> Requirement:
Give back the full material, exactly as it reads.
○ ○ ○ ○
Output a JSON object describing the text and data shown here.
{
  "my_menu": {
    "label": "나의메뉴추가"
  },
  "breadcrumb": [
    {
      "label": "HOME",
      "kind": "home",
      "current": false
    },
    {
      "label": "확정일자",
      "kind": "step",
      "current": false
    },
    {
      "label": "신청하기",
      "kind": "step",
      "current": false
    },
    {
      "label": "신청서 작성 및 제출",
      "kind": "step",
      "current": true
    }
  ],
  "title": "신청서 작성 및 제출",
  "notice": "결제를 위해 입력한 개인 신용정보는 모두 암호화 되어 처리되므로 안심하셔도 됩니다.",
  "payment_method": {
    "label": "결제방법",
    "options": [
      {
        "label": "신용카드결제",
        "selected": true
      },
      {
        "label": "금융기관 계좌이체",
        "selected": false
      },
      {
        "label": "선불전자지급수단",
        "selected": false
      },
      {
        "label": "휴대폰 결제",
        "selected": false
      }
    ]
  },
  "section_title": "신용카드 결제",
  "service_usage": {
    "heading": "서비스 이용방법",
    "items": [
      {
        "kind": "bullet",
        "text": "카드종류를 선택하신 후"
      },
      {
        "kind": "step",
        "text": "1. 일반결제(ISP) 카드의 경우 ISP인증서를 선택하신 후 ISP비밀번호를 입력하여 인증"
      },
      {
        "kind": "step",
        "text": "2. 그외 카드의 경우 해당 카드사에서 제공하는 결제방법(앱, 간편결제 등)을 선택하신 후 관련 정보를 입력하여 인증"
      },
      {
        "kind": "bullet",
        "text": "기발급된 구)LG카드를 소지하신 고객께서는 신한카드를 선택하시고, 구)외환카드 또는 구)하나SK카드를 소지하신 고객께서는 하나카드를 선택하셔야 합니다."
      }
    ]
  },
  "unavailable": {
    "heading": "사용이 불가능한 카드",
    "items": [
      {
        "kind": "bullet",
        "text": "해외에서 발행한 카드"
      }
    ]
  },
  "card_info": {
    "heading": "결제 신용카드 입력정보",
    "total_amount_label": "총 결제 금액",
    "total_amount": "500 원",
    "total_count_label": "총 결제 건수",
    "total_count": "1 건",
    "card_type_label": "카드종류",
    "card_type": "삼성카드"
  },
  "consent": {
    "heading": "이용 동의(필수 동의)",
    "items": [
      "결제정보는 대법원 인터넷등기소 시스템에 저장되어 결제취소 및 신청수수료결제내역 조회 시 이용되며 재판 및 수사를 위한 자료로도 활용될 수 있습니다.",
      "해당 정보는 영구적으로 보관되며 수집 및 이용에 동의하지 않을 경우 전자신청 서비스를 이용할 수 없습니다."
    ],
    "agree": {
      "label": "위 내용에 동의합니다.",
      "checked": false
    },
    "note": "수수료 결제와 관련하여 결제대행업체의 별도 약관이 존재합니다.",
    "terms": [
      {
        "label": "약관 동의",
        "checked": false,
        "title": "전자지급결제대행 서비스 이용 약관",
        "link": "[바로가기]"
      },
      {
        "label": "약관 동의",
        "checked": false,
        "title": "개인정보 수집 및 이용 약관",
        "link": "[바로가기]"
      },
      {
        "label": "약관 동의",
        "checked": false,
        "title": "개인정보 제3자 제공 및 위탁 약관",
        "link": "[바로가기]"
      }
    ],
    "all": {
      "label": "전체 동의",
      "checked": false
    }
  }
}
○ ○ ○ ○
> Complete output:
Output a JSON object describing the text and data shown here.
{
  "my_menu": {
    "label": "나의메뉴추가"
  },
  "breadcrumb": [
    {
      "label": "HOME",
      "kind": "home",
      "current": false
    },
    {
      "label": "확정일자",
      "kind": "step",
      "current": false
    },
    {
      "label": "신청하기",
      "kind": "step",
      "current": false
    },
    {
      "label": "신청서 작성 및 제출",
      "kind": "step",
      "current": true
    }
  ],
  "title": "신청서 작성 및 제출",
  "notice": "결제를 위해 입력한 개인 신용정보는 모두 암호화 되어 처리되므로 안심하셔도 됩니다.",
  "payment_method": {
    "label": "결제방법",
    "options": [
      {
        "label": "신용카드결제",
        "selected": true
      },
      {
        "label": "금융기관 계좌이체",
        "selected": false
      },
      {
        "label": "선불전자지급수단",
        "selected": false
      },
      {
        "label": "휴대폰 결제",
        "selected": false
      }
    ]
  },
  "section_title": "신용카드 결제",
  "service_usage": {
    "heading": "서비스 이용방법",
    "items": [
      {
        "kind": "bullet",
        "text": "카드종류를 선택하신 후"
      },
      {
        "kind": "step",
        "text": "1. 일반결제(ISP) 카드의 경우 ISP인증서를 선택하신 후 ISP비밀번호를 입력하여 인증"
      },
      {
        "kind": "step",
        "text": "2. 그외 카드의 경우 해당 카드사에서 제공하는 결제방법(앱, 간편결제 등)을 선택하신 후 관련 정보를 입력하여 인증"
      },
      {
        "kind": "bullet",
        "text": "기발급된 구)LG카드를 소지하신 고객께서는 신한카드를 선택하시고, 구)외환카드 또는 구)하나SK카드를 소지하신 고객께서는 하나카드를 선택하셔야 합니다."
      }
    ]
  },
  "unavailable": {
    "heading": "사용이 불가능한 카드",
    "items": [
      {
        "kind": "bullet",
        "text": "해외에서 발행한 카드"
      }
    ]
  },
  "card_info": {
    "heading": "결제 신용카드 입력정보",
    "total_amount_label": "총 결제 금액",
    "total_amount": "500 원",
    "total_count_label": "총 결제 건수",
    "total_count": "1 건",
    "card_type_label": "카드종류",
    "card_type": "삼성카드"
  },
  "consent": {
    "heading": "이용 동의(필수 동의)",
    "items": [
      "결제정보는 대법원 인터넷등기소 시스템에 저장되어 결제취소 및 신청수수료결제내역 조회 시 이용되며 재판 및 수사를 위한 자료로도 활용될 수 있습니다.",
      "해당 정보는 영구적으로 보관되며 수집 및 이용에 동의하지 않을 경우 전자신청 서비스를 이용할 수 없습니다."
    ],
    "agree": {
      "label": "위 내용에 동의합니다.",
      "checked": false
    },
    "note": "수수료 결제와 관련하여 결제대행업체의 별도 약관이 존재합니다.",
    "terms": [
      {
        "label": "약관 동의",
        "checked": false,
        "title": "전자지급결제대행 서비스 이용 약관",
        "link": "[바로가기]"
      },
      {
        "label": "약관 동의",
        "checked": false,
        "title": "개인정보 수집 및 이용 약관",
        "link": "[바로가기]"
      },
      {
        "label": "약관 동의",
        "checked": false,
        "title": "개인정보 제3자 제공 및 위탁 약관",
        "link": "[바로가기]"
      }
    ],
    "all": {
      "label": "전체 동의",
      "checked": false
    }
  }
}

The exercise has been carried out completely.